(Stored data entries)
^^^^^^^^^^^^^^^^
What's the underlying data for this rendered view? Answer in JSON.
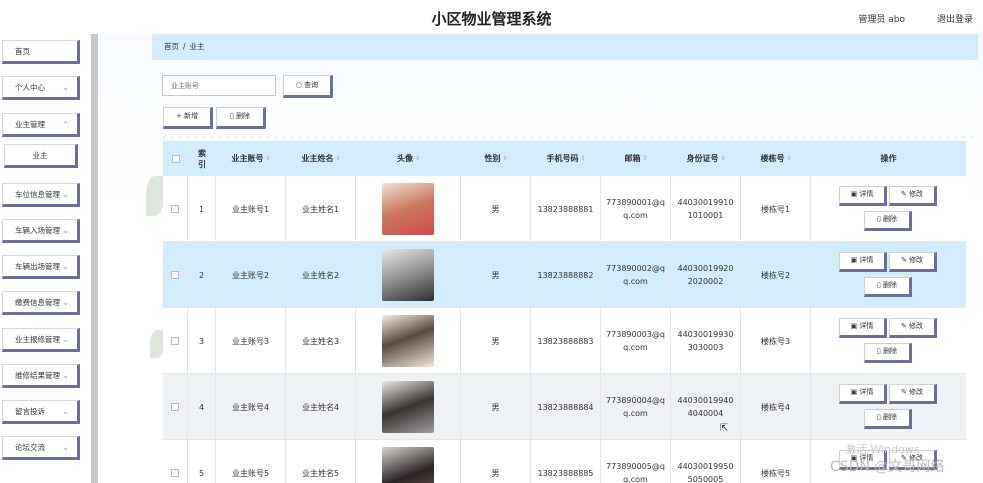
{
  "header": {
    "title": "小区物业管理系统",
    "user_label": "管理员 abo",
    "logout_label": "退出登录"
  },
  "sidebar": {
    "items": [
      {
        "label": "首页"
      },
      {
        "label": "个人中心"
      },
      {
        "label": "业主管理"
      },
      {
        "label": "业主"
      },
      {
        "label": "车位信息管理"
      },
      {
        "label": "车辆入场管理"
      },
      {
        "label": "车辆出场管理"
      },
      {
        "label": "缴费信息管理"
      },
      {
        "label": "业主报修管理"
      },
      {
        "label": "维修结果管理"
      },
      {
        "label": "留言投诉"
      },
      {
        "label": "论坛交流"
      }
    ]
  },
  "breadcrumb": {
    "home": "首页",
    "sep": "/",
    "current": "业主"
  },
  "search": {
    "placeholder": "业主账号",
    "button_label": "查询"
  },
  "toolbar": {
    "add_label": "+ 新增",
    "delete_label": "删除"
  },
  "table": {
    "headers": {
      "index": "索引",
      "account": "业主账号",
      "name": "业主姓名",
      "avatar": "头像",
      "gender": "性别",
      "phone": "手机号码",
      "email": "邮箱",
      "id_card": "身份证号",
      "building": "楼栋号",
      "actions": "操作"
    },
    "action_labels": {
      "detail": "详情",
      "edit": "修改",
      "delete": "删除"
    },
    "rows": [
      {
        "index": "1",
        "account": "业主账号1",
        "name": "业主姓名1",
        "gender": "男",
        "phone": "13823888881",
        "email_1": "773890001@q",
        "email_2": "q.com",
        "id_1": "44030019910",
        "id_2": "1010001",
        "building": "楼栋号1"
      },
      {
        "index": "2",
        "account": "业主账号2",
        "name": "业主姓名2",
        "gender": "男",
        "phone": "13823888882",
        "email_1": "773890002@q",
        "email_2": "q.com",
        "id_1": "44030019920",
        "id_2": "2020002",
        "building": "楼栋号2"
      },
      {
        "index": "3",
        "account": "业主账号3",
        "name": "业主姓名3",
        "gender": "男",
        "phone": "13823888883",
        "email_1": "773890003@q",
        "email_2": "q.com",
        "id_1": "44030019930",
        "id_2": "3030003",
        "building": "楼栋号3"
      },
      {
        "index": "4",
        "account": "业主账号4",
        "name": "业主姓名4",
        "gender": "男",
        "phone": "13823888884",
        "email_1": "773890004@q",
        "email_2": "q.com",
        "id_1": "44030019940",
        "id_2": "4040004",
        "building": "楼栋号4"
      },
      {
        "index": "5",
        "account": "业主账号5",
        "name": "业主姓名5",
        "gender": "男",
        "phone": "13823888885",
        "email_1": "773890005@q",
        "email_2": "q.com",
        "id_1": "44030019950",
        "id_2": "5050005",
        "building": "楼栋号5"
      }
    ]
  },
  "watermark": {
    "activate": "激活 Windows",
    "csdn": "CSDN @文哥网络"
  },
  "colors": {
    "accent_blue": "#d3ecfb",
    "button_shadow": "#6a6f9c"
  }
}
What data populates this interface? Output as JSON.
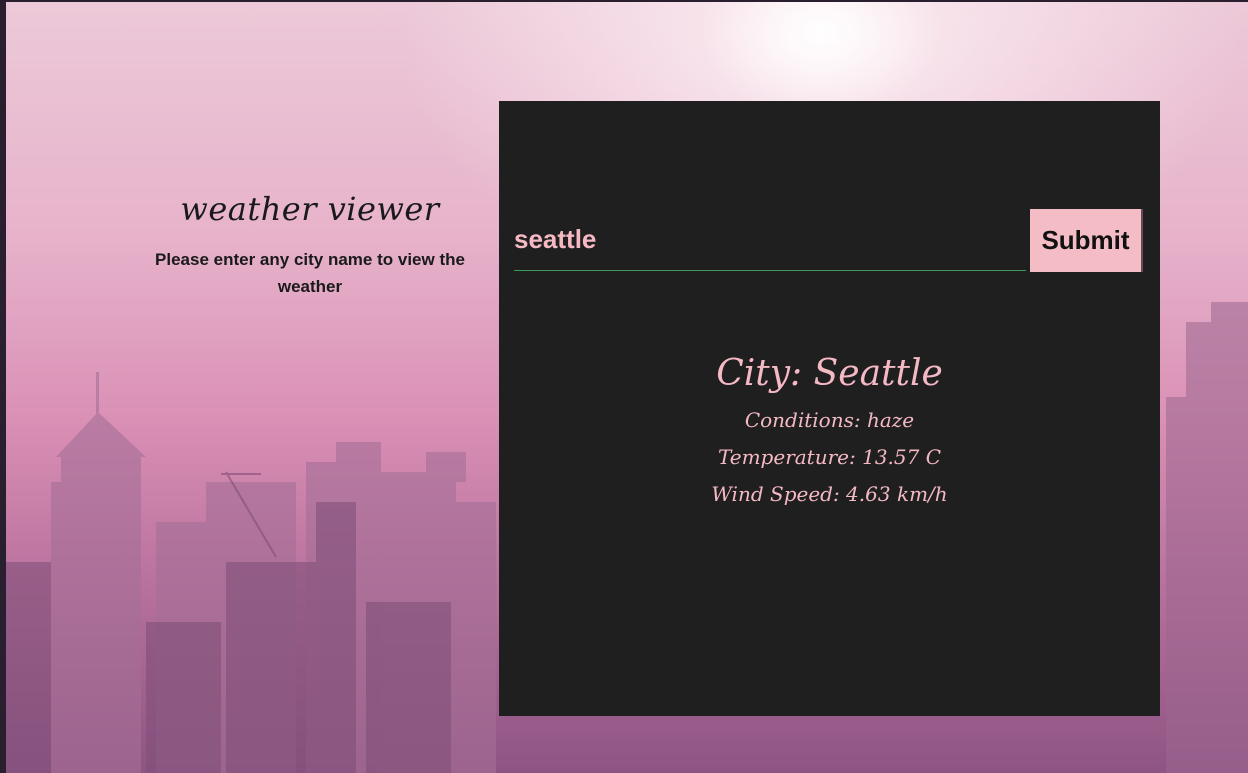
{
  "app": {
    "title": "weather viewer",
    "subtitle": "Please enter any city name to view the weather"
  },
  "search": {
    "value": "seattle",
    "submit_label": "Submit"
  },
  "result": {
    "city": "City: Seattle",
    "conditions": "Conditions: haze",
    "temperature": "Temperature: 13.57 C",
    "wind": "Wind Speed: 4.63 km/h"
  },
  "colors": {
    "card_bg": "#1f1f1f",
    "accent_pink": "#f5b9c4",
    "button_bg": "#f4bcc5",
    "input_underline": "#3f9a58"
  }
}
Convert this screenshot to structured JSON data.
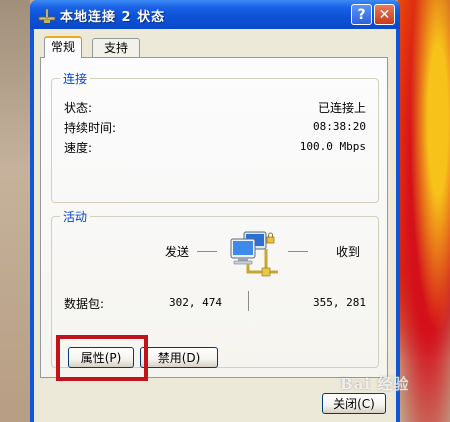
{
  "window": {
    "title": "本地连接 2 状态",
    "help_label": "?",
    "close_label": "✕"
  },
  "tabs": [
    {
      "label": "常规",
      "active": true
    },
    {
      "label": "支持",
      "active": false
    }
  ],
  "connection": {
    "legend": "连接",
    "rows": [
      {
        "label": "状态:",
        "value": "已连接上"
      },
      {
        "label": "持续时间:",
        "value": "08:38:20"
      },
      {
        "label": "速度:",
        "value": "100.0 Mbps"
      }
    ]
  },
  "activity": {
    "legend": "活动",
    "sent_label": "发送",
    "received_label": "收到",
    "packets_label": "数据包:",
    "packets_sent": "302, 474",
    "packets_received": "355, 281"
  },
  "buttons": {
    "properties": "属性(P)",
    "disable": "禁用(D)",
    "close": "关闭(C)"
  },
  "watermark": "Bai 经验",
  "colors": {
    "titlebar": "#0d53d8",
    "group_legend": "#0046d5",
    "highlight": "#c0131c",
    "tab_accent": "#f0a91f"
  }
}
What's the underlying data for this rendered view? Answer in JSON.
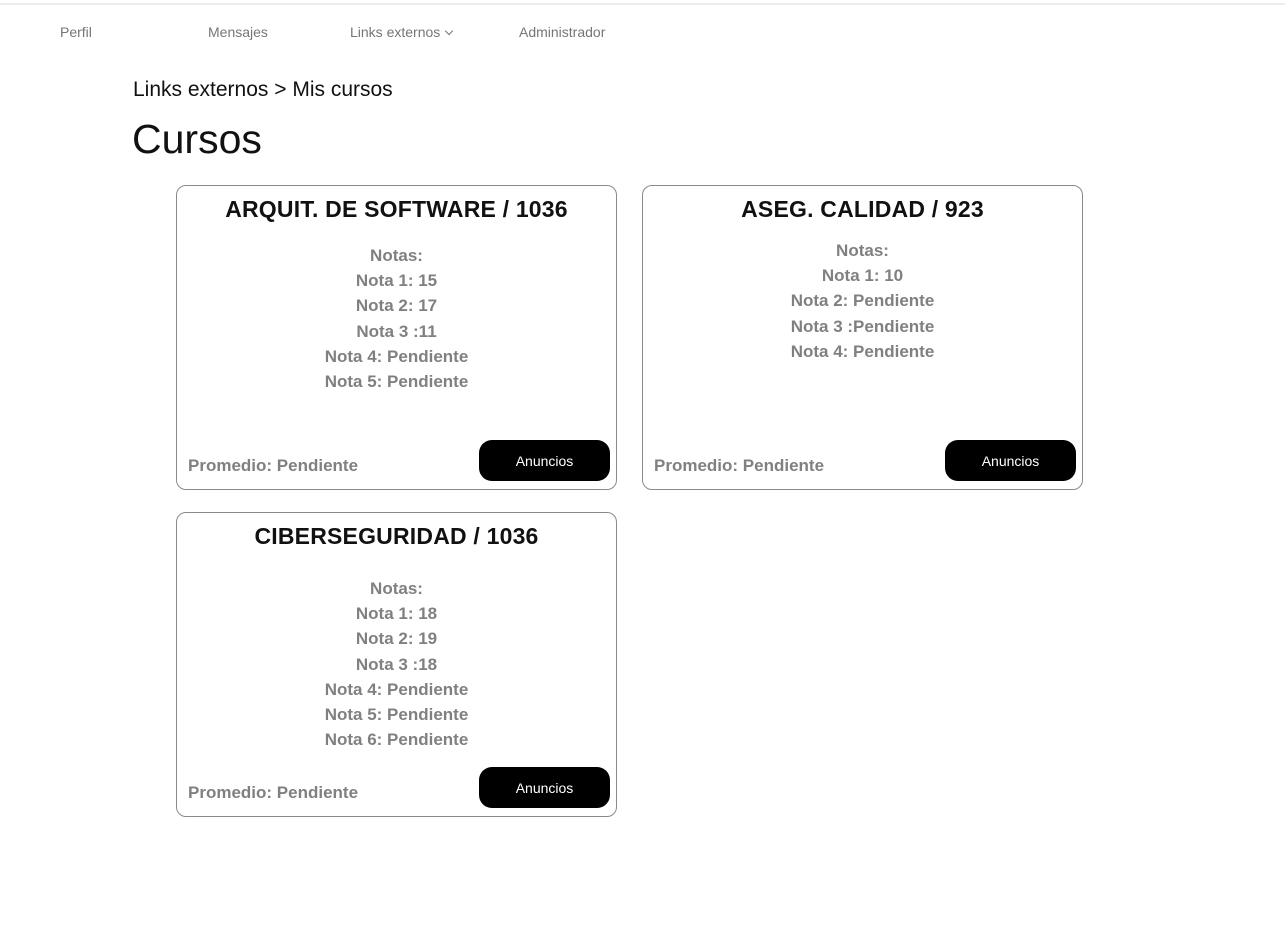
{
  "nav": {
    "items": [
      {
        "label": "Perfil"
      },
      {
        "label": "Mensajes"
      },
      {
        "label": "Links externos",
        "has_dropdown": true,
        "icon": "chevron-down-icon"
      },
      {
        "label": "Administrador"
      }
    ]
  },
  "breadcrumb": "Links externos > Mis cursos",
  "page_title": "Cursos",
  "courses": [
    {
      "title": "ARQUIT. DE SOFTWARE / 1036",
      "notes_heading": "Notas:",
      "notes": [
        "Nota 1: 15",
        "Nota 2: 17",
        "Nota 3 :11",
        "Nota 4: Pendiente",
        "Nota 5: Pendiente"
      ],
      "promedio": "Promedio: Pendiente",
      "button_label": "Anuncios"
    },
    {
      "title": "ASEG. CALIDAD / 923",
      "notes_heading": "Notas:",
      "notes": [
        "Nota 1: 10",
        "Nota 2: Pendiente",
        "Nota 3 :Pendiente",
        "Nota 4: Pendiente"
      ],
      "promedio": "Promedio: Pendiente",
      "button_label": "Anuncios"
    },
    {
      "title": "CIBERSEGURIDAD / 1036",
      "notes_heading": "Notas:",
      "notes": [
        "Nota 1: 18",
        "Nota 2: 19",
        "Nota 3 :18",
        "Nota 4: Pendiente",
        "Nota 5: Pendiente",
        "Nota 6: Pendiente"
      ],
      "promedio": "Promedio: Pendiente",
      "button_label": "Anuncios"
    }
  ]
}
^^^^^^^^^^^^^^^^
WHAT YOU WILL DO –
Your job is to transcribe the entries above exactly; skip the pictures.

COMPLETED TASK –
What's the underlying data for this rendered view? Answer in JSON.
{
  "header": {
    "title": "小区物业管理系统",
    "user_label": "管理员 abo",
    "logout_label": "退出登录"
  },
  "sidebar": {
    "items": [
      {
        "label": "首页"
      },
      {
        "label": "个人中心"
      },
      {
        "label": "业主管理"
      },
      {
        "label": "业主"
      },
      {
        "label": "车位信息管理"
      },
      {
        "label": "车辆入场管理"
      },
      {
        "label": "车辆出场管理"
      },
      {
        "label": "缴费信息管理"
      },
      {
        "label": "业主报修管理"
      },
      {
        "label": "维修结果管理"
      },
      {
        "label": "留言投诉"
      },
      {
        "label": "论坛交流"
      }
    ]
  },
  "breadcrumb": {
    "home": "首页",
    "sep": "/",
    "current": "业主"
  },
  "search": {
    "placeholder": "业主账号",
    "button_label": "查询"
  },
  "toolbar": {
    "add_label": "+ 新增",
    "delete_label": "删除"
  },
  "table": {
    "headers": {
      "index": "索引",
      "account": "业主账号",
      "name": "业主姓名",
      "avatar": "头像",
      "gender": "性别",
      "phone": "手机号码",
      "email": "邮箱",
      "id_card": "身份证号",
      "building": "楼栋号",
      "actions": "操作"
    },
    "action_labels": {
      "detail": "详情",
      "edit": "修改",
      "delete": "删除"
    },
    "rows": [
      {
        "index": "1",
        "account": "业主账号1",
        "name": "业主姓名1",
        "gender": "男",
        "phone": "13823888881",
        "email_1": "773890001@q",
        "email_2": "q.com",
        "id_1": "44030019910",
        "id_2": "1010001",
        "building": "楼栋号1"
      },
      {
        "index": "2",
        "account": "业主账号2",
        "name": "业主姓名2",
        "gender": "男",
        "phone": "13823888882",
        "email_1": "773890002@q",
        "email_2": "q.com",
        "id_1": "44030019920",
        "id_2": "2020002",
        "building": "楼栋号2"
      },
      {
        "index": "3",
        "account": "业主账号3",
        "name": "业主姓名3",
        "gender": "男",
        "phone": "13823888883",
        "email_1": "773890003@q",
        "email_2": "q.com",
        "id_1": "44030019930",
        "id_2": "3030003",
        "building": "楼栋号3"
      },
      {
        "index": "4",
        "account": "业主账号4",
        "name": "业主姓名4",
        "gender": "男",
        "phone": "13823888884",
        "email_1": "773890004@q",
        "email_2": "q.com",
        "id_1": "44030019940",
        "id_2": "4040004",
        "building": "楼栋号4"
      },
      {
        "index": "5",
        "account": "业主账号5",
        "name": "业主姓名5",
        "gender": "男",
        "phone": "13823888885",
        "email_1": "773890005@q",
        "email_2": "q.com",
        "id_1": "44030019950",
        "id_2": "5050005",
        "building": "楼栋号5"
      }
    ]
  },
  "watermark": {
    "activate": "激活 Windows",
    "csdn": "CSDN @文哥网络"
  },
  "colors": {
    "accent_blue": "#d3ecfb",
    "button_shadow": "#6a6f9c"
  }
}
What data populates this interface? Output as JSON.
{
  "app": {
    "title": "weather viewer",
    "subtitle": "Please enter any city name to view the weather"
  },
  "search": {
    "value": "seattle",
    "submit_label": "Submit"
  },
  "result": {
    "city": "City: Seattle",
    "conditions": "Conditions: haze",
    "temperature": "Temperature: 13.57 C",
    "wind": "Wind Speed: 4.63 km/h"
  },
  "colors": {
    "card_bg": "#1f1f1f",
    "accent_pink": "#f5b9c4",
    "button_bg": "#f4bcc5",
    "input_underline": "#3f9a58"
  }
}
Convert this screenshot to structured JSON data.
{
  "window": {
    "title": "本地连接 2 状态",
    "help_label": "?",
    "close_label": "✕"
  },
  "tabs": [
    {
      "label": "常规",
      "active": true
    },
    {
      "label": "支持",
      "active": false
    }
  ],
  "connection": {
    "legend": "连接",
    "rows": [
      {
        "label": "状态:",
        "value": "已连接上"
      },
      {
        "label": "持续时间:",
        "value": "08:38:20"
      },
      {
        "label": "速度:",
        "value": "100.0 Mbps"
      }
    ]
  },
  "activity": {
    "legend": "活动",
    "sent_label": "发送",
    "received_label": "收到",
    "packets_label": "数据包:",
    "packets_sent": "302, 474",
    "packets_received": "355, 281"
  },
  "buttons": {
    "properties": "属性(P)",
    "disable": "禁用(D)",
    "close": "关闭(C)"
  },
  "watermark": "Bai 经验",
  "colors": {
    "titlebar": "#0d53d8",
    "group_legend": "#0046d5",
    "highlight": "#c0131c",
    "tab_accent": "#f0a91f"
  }
}
What's the underlying data for this rendered view? Answer in JSON.
{
  "nav": {
    "items": [
      {
        "label": "Perfil"
      },
      {
        "label": "Mensajes"
      },
      {
        "label": "Links externos",
        "has_dropdown": true,
        "icon": "chevron-down-icon"
      },
      {
        "label": "Administrador"
      }
    ]
  },
  "breadcrumb": "Links externos > Mis cursos",
  "page_title": "Cursos",
  "courses": [
    {
      "title": "ARQUIT. DE SOFTWARE / 1036",
      "notes_heading": "Notas:",
      "notes": [
        "Nota 1: 15",
        "Nota 2: 17",
        "Nota 3 :11",
        "Nota 4: Pendiente",
        "Nota 5: Pendiente"
      ],
      "promedio": "Promedio: Pendiente",
      "button_label": "Anuncios"
    },
    {
      "title": "ASEG. CALIDAD / 923",
      "notes_heading": "Notas:",
      "notes": [
        "Nota 1: 10",
        "Nota 2: Pendiente",
        "Nota 3 :Pendiente",
        "Nota 4: Pendiente"
      ],
      "promedio": "Promedio: Pendiente",
      "button_label": "Anuncios"
    },
    {
      "title": "CIBERSEGURIDAD / 1036",
      "notes_heading": "Notas:",
      "notes": [
        "Nota 1: 18",
        "Nota 2: 19",
        "Nota 3 :18",
        "Nota 4: Pendiente",
        "Nota 5: Pendiente",
        "Nota 6: Pendiente"
      ],
      "promedio": "Promedio: Pendiente",
      "button_label": "Anuncios"
    }
  ]
}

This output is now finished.